▶ PROBLEM TO SOLVE
For each line in the data below that holds "công", return a copy.

[Stored dataset items]
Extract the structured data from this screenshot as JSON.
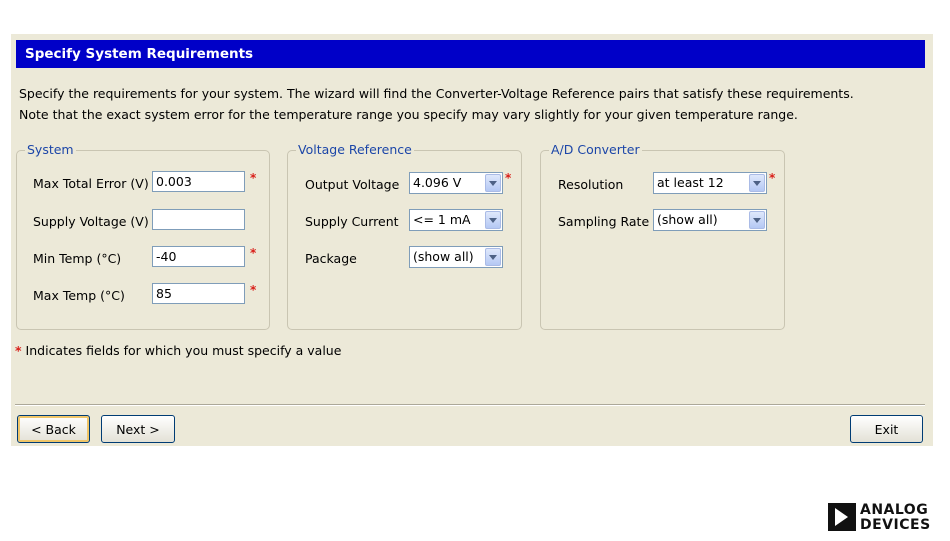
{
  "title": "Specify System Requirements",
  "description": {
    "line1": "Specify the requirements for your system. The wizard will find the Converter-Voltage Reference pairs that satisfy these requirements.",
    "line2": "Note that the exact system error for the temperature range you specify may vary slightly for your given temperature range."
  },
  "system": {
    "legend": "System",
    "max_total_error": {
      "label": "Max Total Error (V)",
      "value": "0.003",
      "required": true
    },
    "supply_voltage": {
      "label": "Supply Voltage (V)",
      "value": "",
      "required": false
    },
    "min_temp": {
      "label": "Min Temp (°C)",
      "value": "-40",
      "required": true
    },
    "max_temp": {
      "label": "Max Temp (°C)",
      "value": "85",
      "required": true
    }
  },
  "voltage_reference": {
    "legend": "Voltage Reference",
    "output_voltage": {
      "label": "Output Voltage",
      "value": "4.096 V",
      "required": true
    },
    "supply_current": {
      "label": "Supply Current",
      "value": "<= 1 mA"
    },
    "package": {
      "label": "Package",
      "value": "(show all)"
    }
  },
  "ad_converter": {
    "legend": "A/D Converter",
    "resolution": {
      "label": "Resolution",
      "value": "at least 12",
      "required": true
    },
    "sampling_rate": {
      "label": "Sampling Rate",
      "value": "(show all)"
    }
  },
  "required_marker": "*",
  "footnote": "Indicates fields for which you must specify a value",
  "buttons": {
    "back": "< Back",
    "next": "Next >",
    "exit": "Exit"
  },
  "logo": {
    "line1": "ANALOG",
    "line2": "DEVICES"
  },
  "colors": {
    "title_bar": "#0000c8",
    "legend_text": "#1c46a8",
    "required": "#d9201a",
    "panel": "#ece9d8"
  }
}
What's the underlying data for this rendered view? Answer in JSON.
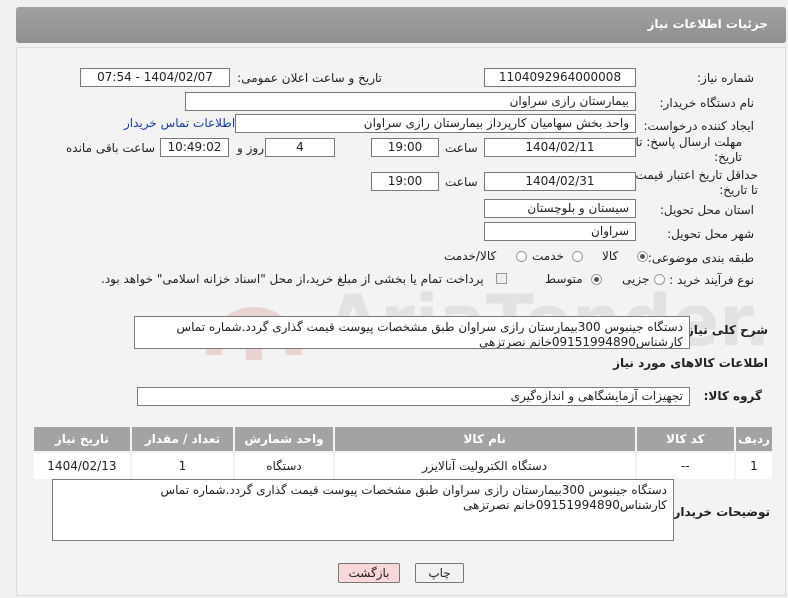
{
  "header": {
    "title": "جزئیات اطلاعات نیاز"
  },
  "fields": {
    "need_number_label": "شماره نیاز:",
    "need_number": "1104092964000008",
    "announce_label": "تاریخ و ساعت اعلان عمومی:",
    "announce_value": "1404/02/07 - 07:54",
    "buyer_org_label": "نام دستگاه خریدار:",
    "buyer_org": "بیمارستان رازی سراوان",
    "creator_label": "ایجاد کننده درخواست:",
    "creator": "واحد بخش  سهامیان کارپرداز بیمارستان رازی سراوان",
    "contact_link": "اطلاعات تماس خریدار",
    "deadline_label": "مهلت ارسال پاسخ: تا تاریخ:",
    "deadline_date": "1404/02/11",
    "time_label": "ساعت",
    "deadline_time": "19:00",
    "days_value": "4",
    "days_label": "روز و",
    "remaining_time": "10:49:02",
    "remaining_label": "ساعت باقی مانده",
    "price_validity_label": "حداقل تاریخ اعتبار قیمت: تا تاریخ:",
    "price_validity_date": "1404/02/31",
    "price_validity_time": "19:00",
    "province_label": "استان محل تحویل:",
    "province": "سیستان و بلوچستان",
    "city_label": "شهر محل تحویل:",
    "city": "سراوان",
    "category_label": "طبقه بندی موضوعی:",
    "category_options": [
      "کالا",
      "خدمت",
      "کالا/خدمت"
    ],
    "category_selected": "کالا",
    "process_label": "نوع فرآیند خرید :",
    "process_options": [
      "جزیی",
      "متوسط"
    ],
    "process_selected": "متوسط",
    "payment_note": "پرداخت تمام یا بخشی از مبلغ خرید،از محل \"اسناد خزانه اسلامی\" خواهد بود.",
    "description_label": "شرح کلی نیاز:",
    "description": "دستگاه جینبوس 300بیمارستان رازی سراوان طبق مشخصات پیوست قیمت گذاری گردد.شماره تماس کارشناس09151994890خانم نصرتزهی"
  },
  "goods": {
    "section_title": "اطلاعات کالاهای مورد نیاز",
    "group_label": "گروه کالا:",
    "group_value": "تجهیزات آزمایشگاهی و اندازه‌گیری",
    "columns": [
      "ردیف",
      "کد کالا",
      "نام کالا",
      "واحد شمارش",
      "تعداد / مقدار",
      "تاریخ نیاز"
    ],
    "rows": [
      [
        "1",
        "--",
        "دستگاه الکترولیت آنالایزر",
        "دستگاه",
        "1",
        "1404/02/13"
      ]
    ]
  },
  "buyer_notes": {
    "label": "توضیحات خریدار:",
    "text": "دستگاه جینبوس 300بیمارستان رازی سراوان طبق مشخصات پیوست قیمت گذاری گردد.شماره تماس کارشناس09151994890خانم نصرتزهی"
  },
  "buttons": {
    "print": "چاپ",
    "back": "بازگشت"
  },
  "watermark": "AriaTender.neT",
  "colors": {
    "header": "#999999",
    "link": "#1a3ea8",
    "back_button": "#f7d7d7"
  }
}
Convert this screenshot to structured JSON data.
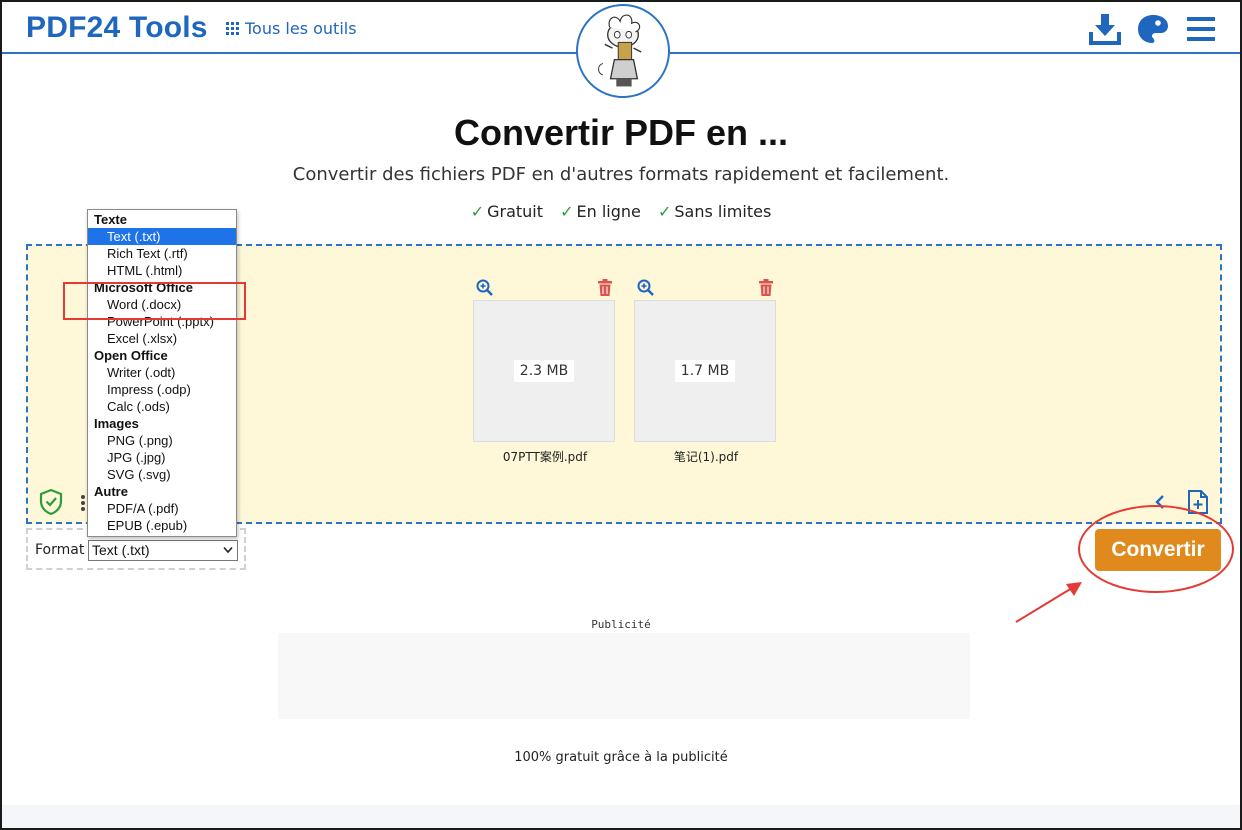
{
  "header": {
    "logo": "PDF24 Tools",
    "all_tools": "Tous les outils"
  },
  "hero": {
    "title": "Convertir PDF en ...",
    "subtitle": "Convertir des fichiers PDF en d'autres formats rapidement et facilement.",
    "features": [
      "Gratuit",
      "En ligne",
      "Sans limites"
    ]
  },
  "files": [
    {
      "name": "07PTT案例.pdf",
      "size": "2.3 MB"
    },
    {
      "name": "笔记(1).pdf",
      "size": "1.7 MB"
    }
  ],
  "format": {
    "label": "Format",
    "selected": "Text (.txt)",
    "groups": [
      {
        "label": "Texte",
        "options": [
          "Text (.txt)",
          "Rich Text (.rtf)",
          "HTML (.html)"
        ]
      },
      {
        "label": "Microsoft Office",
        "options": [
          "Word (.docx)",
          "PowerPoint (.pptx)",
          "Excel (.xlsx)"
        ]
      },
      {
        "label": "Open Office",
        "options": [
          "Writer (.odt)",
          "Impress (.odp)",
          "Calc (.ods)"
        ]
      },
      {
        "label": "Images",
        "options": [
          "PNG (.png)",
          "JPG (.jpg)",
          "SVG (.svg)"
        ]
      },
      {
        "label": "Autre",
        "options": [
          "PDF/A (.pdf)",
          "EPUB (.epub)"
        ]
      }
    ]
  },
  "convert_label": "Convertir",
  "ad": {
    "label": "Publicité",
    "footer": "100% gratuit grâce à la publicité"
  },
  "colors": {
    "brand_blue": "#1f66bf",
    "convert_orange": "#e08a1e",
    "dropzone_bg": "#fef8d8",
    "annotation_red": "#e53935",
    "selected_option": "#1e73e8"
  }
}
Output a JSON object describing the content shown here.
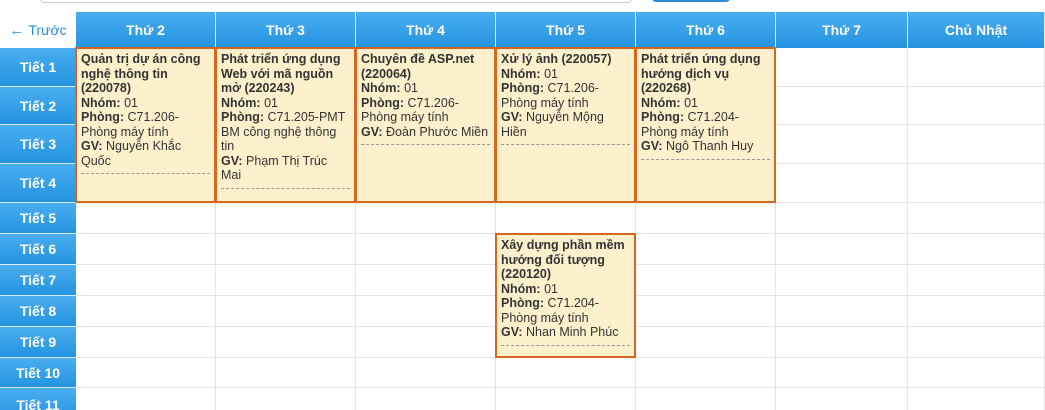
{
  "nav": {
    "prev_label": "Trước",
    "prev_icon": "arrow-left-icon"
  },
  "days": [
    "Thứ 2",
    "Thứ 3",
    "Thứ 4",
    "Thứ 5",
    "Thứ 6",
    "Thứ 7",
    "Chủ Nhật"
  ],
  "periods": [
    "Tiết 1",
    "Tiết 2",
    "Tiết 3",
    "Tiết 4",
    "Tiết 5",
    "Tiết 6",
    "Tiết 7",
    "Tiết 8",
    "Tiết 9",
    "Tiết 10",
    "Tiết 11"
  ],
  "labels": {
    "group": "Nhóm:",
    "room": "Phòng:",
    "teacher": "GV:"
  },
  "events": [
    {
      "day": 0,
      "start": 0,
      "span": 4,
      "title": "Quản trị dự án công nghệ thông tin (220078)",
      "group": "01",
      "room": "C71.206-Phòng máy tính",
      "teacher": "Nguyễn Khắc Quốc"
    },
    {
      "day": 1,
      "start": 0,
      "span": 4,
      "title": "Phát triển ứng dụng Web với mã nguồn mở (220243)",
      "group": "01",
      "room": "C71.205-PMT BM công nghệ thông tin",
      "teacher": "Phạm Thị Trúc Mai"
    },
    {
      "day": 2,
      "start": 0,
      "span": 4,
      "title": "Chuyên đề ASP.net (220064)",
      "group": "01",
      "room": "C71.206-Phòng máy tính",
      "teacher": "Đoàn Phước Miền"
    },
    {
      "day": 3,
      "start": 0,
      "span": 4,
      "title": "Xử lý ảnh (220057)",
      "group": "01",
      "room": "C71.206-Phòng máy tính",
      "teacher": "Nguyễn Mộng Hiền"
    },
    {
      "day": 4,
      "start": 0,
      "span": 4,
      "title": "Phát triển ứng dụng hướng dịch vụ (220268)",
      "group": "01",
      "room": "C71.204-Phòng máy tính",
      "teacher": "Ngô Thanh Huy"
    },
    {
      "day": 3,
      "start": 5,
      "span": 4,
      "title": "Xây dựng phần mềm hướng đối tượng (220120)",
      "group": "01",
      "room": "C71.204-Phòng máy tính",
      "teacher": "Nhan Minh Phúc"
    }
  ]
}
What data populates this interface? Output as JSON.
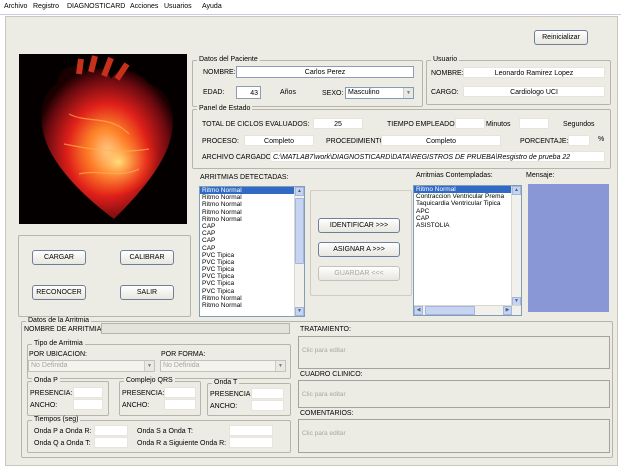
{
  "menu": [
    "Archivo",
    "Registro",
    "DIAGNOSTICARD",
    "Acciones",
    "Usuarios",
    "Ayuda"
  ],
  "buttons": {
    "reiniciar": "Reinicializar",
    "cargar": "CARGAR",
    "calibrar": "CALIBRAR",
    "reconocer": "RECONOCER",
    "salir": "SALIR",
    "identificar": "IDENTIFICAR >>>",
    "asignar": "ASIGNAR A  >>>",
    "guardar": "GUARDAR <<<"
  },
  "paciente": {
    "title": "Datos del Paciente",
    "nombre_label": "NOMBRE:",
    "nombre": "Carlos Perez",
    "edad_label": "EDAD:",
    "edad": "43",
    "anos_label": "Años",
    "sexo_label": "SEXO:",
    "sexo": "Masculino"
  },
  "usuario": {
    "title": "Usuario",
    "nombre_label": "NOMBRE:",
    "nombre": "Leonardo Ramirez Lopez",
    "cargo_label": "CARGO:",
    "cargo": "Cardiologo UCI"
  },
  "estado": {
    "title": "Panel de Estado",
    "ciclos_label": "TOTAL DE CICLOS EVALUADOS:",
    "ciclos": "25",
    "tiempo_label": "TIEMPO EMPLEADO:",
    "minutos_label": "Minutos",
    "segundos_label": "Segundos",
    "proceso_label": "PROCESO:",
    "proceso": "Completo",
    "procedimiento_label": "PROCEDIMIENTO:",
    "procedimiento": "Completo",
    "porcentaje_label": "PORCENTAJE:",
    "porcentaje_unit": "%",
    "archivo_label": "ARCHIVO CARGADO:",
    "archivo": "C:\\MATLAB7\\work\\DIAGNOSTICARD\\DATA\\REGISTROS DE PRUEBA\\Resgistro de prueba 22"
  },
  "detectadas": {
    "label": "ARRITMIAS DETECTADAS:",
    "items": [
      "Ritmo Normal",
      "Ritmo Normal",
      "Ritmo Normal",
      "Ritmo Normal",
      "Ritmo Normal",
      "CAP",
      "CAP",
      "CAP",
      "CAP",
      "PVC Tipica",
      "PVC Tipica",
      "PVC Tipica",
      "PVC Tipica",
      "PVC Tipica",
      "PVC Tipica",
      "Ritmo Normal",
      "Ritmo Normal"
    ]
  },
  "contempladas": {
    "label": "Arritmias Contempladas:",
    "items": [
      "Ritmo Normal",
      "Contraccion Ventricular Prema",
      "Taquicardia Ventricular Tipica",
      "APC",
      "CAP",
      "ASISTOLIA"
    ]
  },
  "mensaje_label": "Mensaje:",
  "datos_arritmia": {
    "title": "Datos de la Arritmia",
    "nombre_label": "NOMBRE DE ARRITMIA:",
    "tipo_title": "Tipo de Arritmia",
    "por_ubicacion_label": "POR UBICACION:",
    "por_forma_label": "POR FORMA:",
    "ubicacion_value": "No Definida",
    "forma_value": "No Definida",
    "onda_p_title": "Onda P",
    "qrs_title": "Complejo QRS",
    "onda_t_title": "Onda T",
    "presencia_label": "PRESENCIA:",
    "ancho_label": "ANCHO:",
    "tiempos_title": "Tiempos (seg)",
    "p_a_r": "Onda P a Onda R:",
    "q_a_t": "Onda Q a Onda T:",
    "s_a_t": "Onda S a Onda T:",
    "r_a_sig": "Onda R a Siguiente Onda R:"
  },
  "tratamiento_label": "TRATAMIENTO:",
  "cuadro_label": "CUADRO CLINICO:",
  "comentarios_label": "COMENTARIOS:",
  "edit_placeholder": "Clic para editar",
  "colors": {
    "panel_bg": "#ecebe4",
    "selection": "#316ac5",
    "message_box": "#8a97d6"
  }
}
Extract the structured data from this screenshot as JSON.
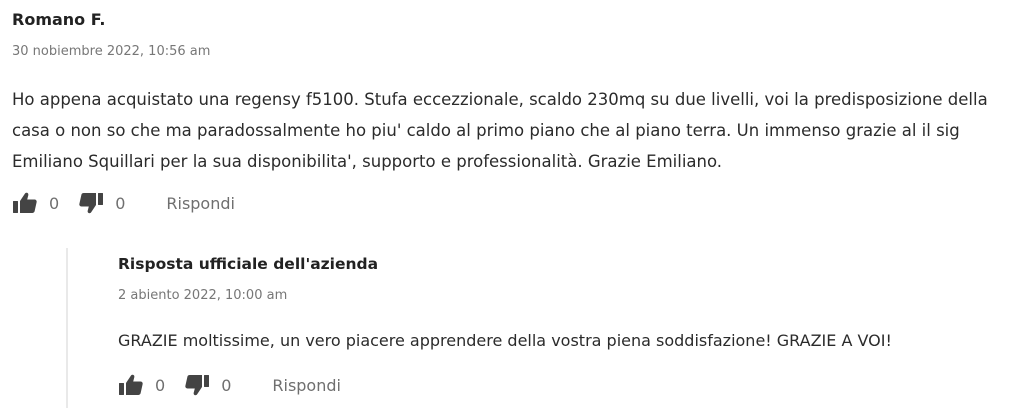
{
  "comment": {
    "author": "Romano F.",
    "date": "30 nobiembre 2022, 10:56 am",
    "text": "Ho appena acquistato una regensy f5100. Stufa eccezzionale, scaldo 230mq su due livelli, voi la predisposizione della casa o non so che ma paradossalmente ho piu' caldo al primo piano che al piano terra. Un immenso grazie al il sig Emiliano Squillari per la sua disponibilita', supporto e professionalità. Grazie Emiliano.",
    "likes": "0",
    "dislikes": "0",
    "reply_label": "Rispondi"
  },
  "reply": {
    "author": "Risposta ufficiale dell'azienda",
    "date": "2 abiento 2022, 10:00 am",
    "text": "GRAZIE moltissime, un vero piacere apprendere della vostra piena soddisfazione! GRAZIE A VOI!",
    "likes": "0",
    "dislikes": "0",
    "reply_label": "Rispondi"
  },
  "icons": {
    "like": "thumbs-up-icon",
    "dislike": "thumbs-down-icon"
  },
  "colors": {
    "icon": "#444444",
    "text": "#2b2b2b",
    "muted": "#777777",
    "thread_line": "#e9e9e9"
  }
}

▶ WRITTEN SOLUTION
      "title": "Quản trị dự án công nghệ thông tin (220078)",
      "room": "C71.205-PMT BM công nghệ thông tin",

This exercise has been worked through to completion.